** Aim of the task **
Restate the listing below word for word; no picture is to be carried over.

** Information **

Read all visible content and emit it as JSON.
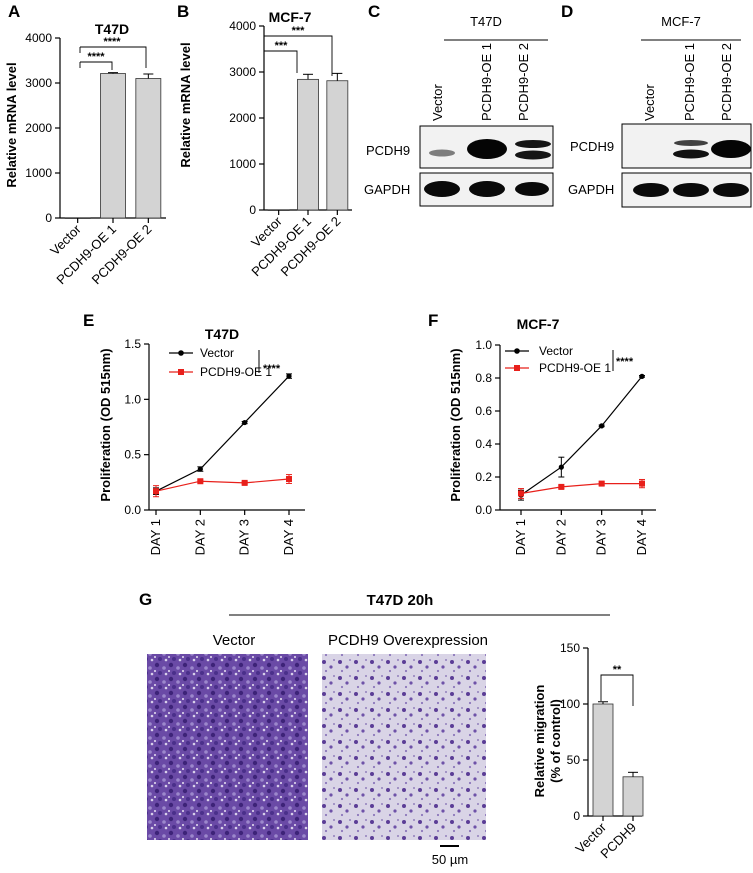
{
  "panels": {
    "a": {
      "letter": "A",
      "title": "T47D",
      "ylabel": "Relative mRNA level",
      "yticks": [
        "0",
        "1000",
        "2000",
        "3000",
        "4000"
      ],
      "sig": [
        "****",
        "****"
      ]
    },
    "b": {
      "letter": "B",
      "title": "MCF-7",
      "ylabel": "Relative mRNA level",
      "yticks": [
        "0",
        "1000",
        "2000",
        "3000",
        "4000"
      ],
      "sig": [
        "***",
        "***"
      ]
    },
    "c": {
      "letter": "C",
      "header": "T47D",
      "lanes": [
        "Vector",
        "PCDH9-OE 1",
        "PCDH9-OE 2"
      ],
      "rows": [
        "PCDH9",
        "GAPDH"
      ]
    },
    "d": {
      "letter": "D",
      "header": "MCF-7",
      "lanes": [
        "Vector",
        "PCDH9-OE 1",
        "PCDH9-OE 2"
      ],
      "rows": [
        "PCDH9",
        "GAPDH"
      ]
    },
    "e": {
      "letter": "E",
      "title": "T47D",
      "ylabel": "Proliferation (OD 515nm)",
      "yticks": [
        "0.0",
        "0.5",
        "1.0",
        "1.5"
      ],
      "sig": "****"
    },
    "f": {
      "letter": "F",
      "title": "MCF-7",
      "ylabel": "Proliferation (OD 515nm)",
      "yticks": [
        "0.0",
        "0.2",
        "0.4",
        "0.6",
        "0.8",
        "1.0"
      ],
      "sig": "****"
    },
    "g": {
      "letter": "G",
      "header": "T47D 20h",
      "img_left": "Vector",
      "img_right": "PCDH9 Overexpression",
      "scalebar": "50 µm",
      "ylabel_1": "Relative migration",
      "ylabel_2": "(% of control)",
      "yticks": [
        "0",
        "50",
        "100",
        "150"
      ],
      "sig": "**"
    }
  },
  "chart_data": [
    {
      "id": "A",
      "type": "bar",
      "title": "T47D",
      "ylabel": "Relative mRNA level",
      "categories": [
        "Vector",
        "PCDH9-OE 1",
        "PCDH9-OE 2"
      ],
      "values": [
        1,
        3210,
        3100
      ],
      "errors": [
        0,
        20,
        100
      ],
      "ylim": [
        0,
        4000
      ],
      "bar_color": "#d3d3d3"
    },
    {
      "id": "B",
      "type": "bar",
      "title": "MCF-7",
      "ylabel": "Relative mRNA level",
      "categories": [
        "Vector",
        "PCDH9-OE 1",
        "PCDH9-OE 2"
      ],
      "values": [
        1,
        2840,
        2810
      ],
      "errors": [
        0,
        110,
        160
      ],
      "ylim": [
        0,
        4000
      ],
      "bar_color": "#d3d3d3"
    },
    {
      "id": "E",
      "type": "line",
      "title": "T47D",
      "ylabel": "Proliferation (OD 515nm)",
      "categories": [
        "DAY 1",
        "DAY 2",
        "DAY 3",
        "DAY 4"
      ],
      "series": [
        {
          "name": "Vector",
          "color": "#000000",
          "values": [
            0.17,
            0.37,
            0.79,
            1.21
          ],
          "errors": [
            0.03,
            0.02,
            0.01,
            0.02
          ]
        },
        {
          "name": "PCDH9-OE 1",
          "color": "#e8201b",
          "values": [
            0.17,
            0.26,
            0.245,
            0.28
          ],
          "errors": [
            0.05,
            0.01,
            0.01,
            0.04
          ]
        }
      ],
      "ylim": [
        0,
        1.5
      ]
    },
    {
      "id": "F",
      "type": "line",
      "title": "MCF-7",
      "ylabel": "Proliferation (OD 515nm)",
      "categories": [
        "DAY 1",
        "DAY 2",
        "DAY 3",
        "DAY 4"
      ],
      "series": [
        {
          "name": "Vector",
          "color": "#000000",
          "values": [
            0.09,
            0.26,
            0.51,
            0.81
          ],
          "errors": [
            0.03,
            0.06,
            0.005,
            0.005
          ]
        },
        {
          "name": "PCDH9-OE 1",
          "color": "#e8201b",
          "values": [
            0.1,
            0.14,
            0.16,
            0.16
          ],
          "errors": [
            0.03,
            0.01,
            0.01,
            0.025
          ]
        }
      ],
      "ylim": [
        0,
        1.0
      ]
    },
    {
      "id": "G",
      "type": "bar",
      "ylabel": "Relative migration (% of control)",
      "categories": [
        "Vector",
        "PCDH9"
      ],
      "values": [
        100,
        35
      ],
      "errors": [
        2,
        4
      ],
      "ylim": [
        0,
        150
      ],
      "bar_color": "#d3d3d3"
    }
  ]
}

** Result for this task **
Read all visible content and emit it as JSON.
{
  "panels": {
    "a": {
      "letter": "A",
      "title": "T47D",
      "ylabel": "Relative mRNA level",
      "yticks": [
        "0",
        "1000",
        "2000",
        "3000",
        "4000"
      ],
      "sig": [
        "****",
        "****"
      ]
    },
    "b": {
      "letter": "B",
      "title": "MCF-7",
      "ylabel": "Relative mRNA level",
      "yticks": [
        "0",
        "1000",
        "2000",
        "3000",
        "4000"
      ],
      "sig": [
        "***",
        "***"
      ]
    },
    "c": {
      "letter": "C",
      "header": "T47D",
      "lanes": [
        "Vector",
        "PCDH9-OE 1",
        "PCDH9-OE 2"
      ],
      "rows": [
        "PCDH9",
        "GAPDH"
      ]
    },
    "d": {
      "letter": "D",
      "header": "MCF-7",
      "lanes": [
        "Vector",
        "PCDH9-OE 1",
        "PCDH9-OE 2"
      ],
      "rows": [
        "PCDH9",
        "GAPDH"
      ]
    },
    "e": {
      "letter": "E",
      "title": "T47D",
      "ylabel": "Proliferation (OD 515nm)",
      "yticks": [
        "0.0",
        "0.5",
        "1.0",
        "1.5"
      ],
      "sig": "****"
    },
    "f": {
      "letter": "F",
      "title": "MCF-7",
      "ylabel": "Proliferation (OD 515nm)",
      "yticks": [
        "0.0",
        "0.2",
        "0.4",
        "0.6",
        "0.8",
        "1.0"
      ],
      "sig": "****"
    },
    "g": {
      "letter": "G",
      "header": "T47D 20h",
      "img_left": "Vector",
      "img_right": "PCDH9 Overexpression",
      "scalebar": "50 µm",
      "ylabel_1": "Relative migration",
      "ylabel_2": "(% of control)",
      "yticks": [
        "0",
        "50",
        "100",
        "150"
      ],
      "sig": "**"
    }
  },
  "chart_data": [
    {
      "id": "A",
      "type": "bar",
      "title": "T47D",
      "ylabel": "Relative mRNA level",
      "categories": [
        "Vector",
        "PCDH9-OE 1",
        "PCDH9-OE 2"
      ],
      "values": [
        1,
        3210,
        3100
      ],
      "errors": [
        0,
        20,
        100
      ],
      "ylim": [
        0,
        4000
      ],
      "bar_color": "#d3d3d3"
    },
    {
      "id": "B",
      "type": "bar",
      "title": "MCF-7",
      "ylabel": "Relative mRNA level",
      "categories": [
        "Vector",
        "PCDH9-OE 1",
        "PCDH9-OE 2"
      ],
      "values": [
        1,
        2840,
        2810
      ],
      "errors": [
        0,
        110,
        160
      ],
      "ylim": [
        0,
        4000
      ],
      "bar_color": "#d3d3d3"
    },
    {
      "id": "E",
      "type": "line",
      "title": "T47D",
      "ylabel": "Proliferation (OD 515nm)",
      "categories": [
        "DAY 1",
        "DAY 2",
        "DAY 3",
        "DAY 4"
      ],
      "series": [
        {
          "name": "Vector",
          "color": "#000000",
          "values": [
            0.17,
            0.37,
            0.79,
            1.21
          ],
          "errors": [
            0.03,
            0.02,
            0.01,
            0.02
          ]
        },
        {
          "name": "PCDH9-OE 1",
          "color": "#e8201b",
          "values": [
            0.17,
            0.26,
            0.245,
            0.28
          ],
          "errors": [
            0.05,
            0.01,
            0.01,
            0.04
          ]
        }
      ],
      "ylim": [
        0,
        1.5
      ]
    },
    {
      "id": "F",
      "type": "line",
      "title": "MCF-7",
      "ylabel": "Proliferation (OD 515nm)",
      "categories": [
        "DAY 1",
        "DAY 2",
        "DAY 3",
        "DAY 4"
      ],
      "series": [
        {
          "name": "Vector",
          "color": "#000000",
          "values": [
            0.09,
            0.26,
            0.51,
            0.81
          ],
          "errors": [
            0.03,
            0.06,
            0.005,
            0.005
          ]
        },
        {
          "name": "PCDH9-OE 1",
          "color": "#e8201b",
          "values": [
            0.1,
            0.14,
            0.16,
            0.16
          ],
          "errors": [
            0.03,
            0.01,
            0.01,
            0.025
          ]
        }
      ],
      "ylim": [
        0,
        1.0
      ]
    },
    {
      "id": "G",
      "type": "bar",
      "ylabel": "Relative migration (% of control)",
      "categories": [
        "Vector",
        "PCDH9"
      ],
      "values": [
        100,
        35
      ],
      "errors": [
        2,
        4
      ],
      "ylim": [
        0,
        150
      ],
      "bar_color": "#d3d3d3"
    }
  ]
}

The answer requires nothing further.